### SUPPLIED PASSAGE:
__________

We turn to the right, and emerge from the park, into the main promenade of the town. This is the Allee d’Etigny. It sets the type of these noted Luchon streets,—unusually broad, overhung with a fourfold row of immense lime-trees, and bordered with hotels and with enticing and polychromatic shops and booths quite equal to those of Interlaken. These wide Allees give to the village one of its individual charms. There are several of them,—among others, the Allee de la Pique and the Allee de Pique, starting one from each end of the Allee d’Etigny; these meet in an irregular figure, edged by villas and pensions, and everywhere green and shaded. Others lead out along the streams. This plenitude of shade is another of the place’s attractions; foliage is nowhere more abundant; trees stock the park, the streets, all the avenues of approach,—their cool canopy gratefully filtering the July sun.
The D’Etigny is clearly the chief of the Allees, and we make slow progress past its tempting booths and flower-stalls and solider emporiums. Promenaders are out in force; carriages are rolling forth from the town for a late afternoon drive or returning from an earlier; the omnibuses come clattering up from the arriving train; we have scarcely found such a joyous stir south of the boulevards of Paris.
It is of its own kind, this midsummer fashion, and, whether in its beach or mountain homes, as worthy to be absorbed and appropriated in its turn as the antiquity of Morlaaes or the silence of the Cirque. We enjoy it unresistingly, as we idle down the bright street, eyes and ears alert to its beauties and its harmonies.
But there is the seamy side to Luchon, as to many things on earth: you go but a few paces from these opulent Allees and you find poverty. Frowsy women stare at us from rickety houses in the old part of the town; children, no longer silk-sashed but dirt-stained and ignorant, play in the mud-heaps; patient old tinkers and cobblers are seen in the dim shops at work. The very poor rarely gain by the growth of their neighbors. These in Luchon seem not to feel envy, but they have no part nor heart in the pride of civic progress around them. They keep on along their stolid, uncomplaining ways, having long ago faced the fact that they were immovably at the bottom of Fortune’s wheel, and having forgotten since even to repine over it.

__________

### EXTRACTED MATERIAL:

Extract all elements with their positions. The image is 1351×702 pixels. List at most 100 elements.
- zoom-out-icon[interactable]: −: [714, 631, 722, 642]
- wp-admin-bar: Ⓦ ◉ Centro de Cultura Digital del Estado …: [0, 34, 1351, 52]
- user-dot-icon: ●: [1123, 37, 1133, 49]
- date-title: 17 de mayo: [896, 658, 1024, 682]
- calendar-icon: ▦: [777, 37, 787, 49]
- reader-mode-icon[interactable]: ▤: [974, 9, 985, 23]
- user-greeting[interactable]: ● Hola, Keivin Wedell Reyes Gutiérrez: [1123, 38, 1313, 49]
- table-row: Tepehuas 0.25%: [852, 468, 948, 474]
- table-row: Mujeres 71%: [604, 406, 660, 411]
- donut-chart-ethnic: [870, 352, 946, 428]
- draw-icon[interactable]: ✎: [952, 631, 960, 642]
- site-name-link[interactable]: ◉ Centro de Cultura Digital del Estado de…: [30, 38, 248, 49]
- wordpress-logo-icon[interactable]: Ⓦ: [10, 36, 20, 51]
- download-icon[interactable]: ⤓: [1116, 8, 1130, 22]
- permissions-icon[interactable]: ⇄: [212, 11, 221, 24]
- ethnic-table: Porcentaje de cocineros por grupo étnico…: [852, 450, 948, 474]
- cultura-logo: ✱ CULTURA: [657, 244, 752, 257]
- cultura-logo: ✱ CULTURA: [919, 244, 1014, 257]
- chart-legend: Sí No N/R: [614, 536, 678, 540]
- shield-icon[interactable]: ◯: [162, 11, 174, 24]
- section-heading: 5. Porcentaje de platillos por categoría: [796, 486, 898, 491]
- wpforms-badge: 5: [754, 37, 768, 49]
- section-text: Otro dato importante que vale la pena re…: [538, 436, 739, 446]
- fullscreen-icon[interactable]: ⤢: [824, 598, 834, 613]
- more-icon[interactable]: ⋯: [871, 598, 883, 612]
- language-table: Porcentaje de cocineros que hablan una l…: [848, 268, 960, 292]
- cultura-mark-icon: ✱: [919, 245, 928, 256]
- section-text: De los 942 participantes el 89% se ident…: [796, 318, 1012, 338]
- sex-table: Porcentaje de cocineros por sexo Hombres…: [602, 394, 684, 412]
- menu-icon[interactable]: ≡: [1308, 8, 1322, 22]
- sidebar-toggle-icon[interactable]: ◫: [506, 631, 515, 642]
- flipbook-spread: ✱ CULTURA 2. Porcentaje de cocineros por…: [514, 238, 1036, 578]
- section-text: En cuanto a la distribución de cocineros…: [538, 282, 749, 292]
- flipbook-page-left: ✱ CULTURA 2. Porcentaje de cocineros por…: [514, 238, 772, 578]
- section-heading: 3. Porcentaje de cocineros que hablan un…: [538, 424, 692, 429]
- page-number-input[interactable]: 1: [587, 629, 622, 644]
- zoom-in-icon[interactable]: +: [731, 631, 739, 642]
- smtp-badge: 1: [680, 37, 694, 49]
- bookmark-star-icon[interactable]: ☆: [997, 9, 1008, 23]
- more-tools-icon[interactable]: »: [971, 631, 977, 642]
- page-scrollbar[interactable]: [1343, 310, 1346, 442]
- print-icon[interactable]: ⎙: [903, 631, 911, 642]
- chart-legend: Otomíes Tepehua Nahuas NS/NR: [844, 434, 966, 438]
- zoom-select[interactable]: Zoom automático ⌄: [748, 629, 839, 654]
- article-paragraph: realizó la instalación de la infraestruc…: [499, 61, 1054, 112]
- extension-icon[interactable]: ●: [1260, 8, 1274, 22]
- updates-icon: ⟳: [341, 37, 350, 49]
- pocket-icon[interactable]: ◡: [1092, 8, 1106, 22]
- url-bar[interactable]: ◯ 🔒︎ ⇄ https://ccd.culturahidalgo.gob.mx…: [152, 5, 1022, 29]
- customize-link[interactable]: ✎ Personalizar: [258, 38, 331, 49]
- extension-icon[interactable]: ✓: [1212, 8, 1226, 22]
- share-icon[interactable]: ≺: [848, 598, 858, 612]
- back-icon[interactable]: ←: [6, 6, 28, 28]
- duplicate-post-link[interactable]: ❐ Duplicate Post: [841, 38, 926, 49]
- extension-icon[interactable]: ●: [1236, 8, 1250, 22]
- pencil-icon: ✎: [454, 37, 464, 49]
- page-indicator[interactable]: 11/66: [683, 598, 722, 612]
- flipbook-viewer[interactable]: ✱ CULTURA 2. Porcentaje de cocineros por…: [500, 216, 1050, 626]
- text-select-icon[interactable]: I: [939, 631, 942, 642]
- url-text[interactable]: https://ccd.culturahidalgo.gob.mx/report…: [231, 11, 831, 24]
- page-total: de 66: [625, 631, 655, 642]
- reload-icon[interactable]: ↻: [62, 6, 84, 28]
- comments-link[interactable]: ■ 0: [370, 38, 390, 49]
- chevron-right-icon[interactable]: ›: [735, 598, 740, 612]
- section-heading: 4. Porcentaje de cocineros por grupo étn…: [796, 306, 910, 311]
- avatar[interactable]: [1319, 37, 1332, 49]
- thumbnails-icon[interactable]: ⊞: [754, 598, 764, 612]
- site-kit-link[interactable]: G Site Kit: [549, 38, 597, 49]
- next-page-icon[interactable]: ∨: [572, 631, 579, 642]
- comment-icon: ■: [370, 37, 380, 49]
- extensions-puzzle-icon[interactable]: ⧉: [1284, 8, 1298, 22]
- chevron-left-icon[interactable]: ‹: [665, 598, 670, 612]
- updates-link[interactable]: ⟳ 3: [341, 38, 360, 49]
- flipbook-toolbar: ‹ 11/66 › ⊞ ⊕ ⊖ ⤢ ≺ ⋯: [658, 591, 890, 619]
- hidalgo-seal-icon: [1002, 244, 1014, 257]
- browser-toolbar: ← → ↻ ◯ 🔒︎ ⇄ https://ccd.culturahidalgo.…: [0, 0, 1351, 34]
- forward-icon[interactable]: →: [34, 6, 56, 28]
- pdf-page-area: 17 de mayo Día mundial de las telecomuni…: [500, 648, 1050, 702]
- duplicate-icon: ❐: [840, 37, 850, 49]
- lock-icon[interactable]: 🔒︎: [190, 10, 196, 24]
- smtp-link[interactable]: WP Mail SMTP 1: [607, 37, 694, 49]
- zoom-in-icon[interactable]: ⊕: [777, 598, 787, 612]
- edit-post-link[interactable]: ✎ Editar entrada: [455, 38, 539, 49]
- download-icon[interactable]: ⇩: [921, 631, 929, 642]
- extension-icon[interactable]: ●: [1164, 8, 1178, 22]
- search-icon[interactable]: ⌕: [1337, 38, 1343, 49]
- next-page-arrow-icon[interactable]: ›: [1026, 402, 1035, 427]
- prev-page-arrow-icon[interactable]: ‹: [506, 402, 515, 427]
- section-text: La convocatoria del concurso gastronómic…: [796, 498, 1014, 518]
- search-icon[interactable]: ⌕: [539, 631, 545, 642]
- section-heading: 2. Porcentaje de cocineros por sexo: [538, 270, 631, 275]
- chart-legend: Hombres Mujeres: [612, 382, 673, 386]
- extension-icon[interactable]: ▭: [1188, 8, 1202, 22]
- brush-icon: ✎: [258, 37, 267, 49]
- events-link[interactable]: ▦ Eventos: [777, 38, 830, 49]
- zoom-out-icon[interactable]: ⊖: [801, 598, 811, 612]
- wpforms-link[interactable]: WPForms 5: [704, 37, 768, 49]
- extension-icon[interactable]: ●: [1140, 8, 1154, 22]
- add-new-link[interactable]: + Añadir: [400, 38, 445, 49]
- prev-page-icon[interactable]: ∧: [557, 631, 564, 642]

__________

### TASK PROMPT:
In the Luchon passage, why do the poor of the old town keep on along their stolid, uncomplaining ways? Answer in one to three sentences.

### TASK RESPONSE:
Long ago they faced the fact that they were immovably at the bottom of Fortune's wheel. Since then they have forgotten even to repine over it.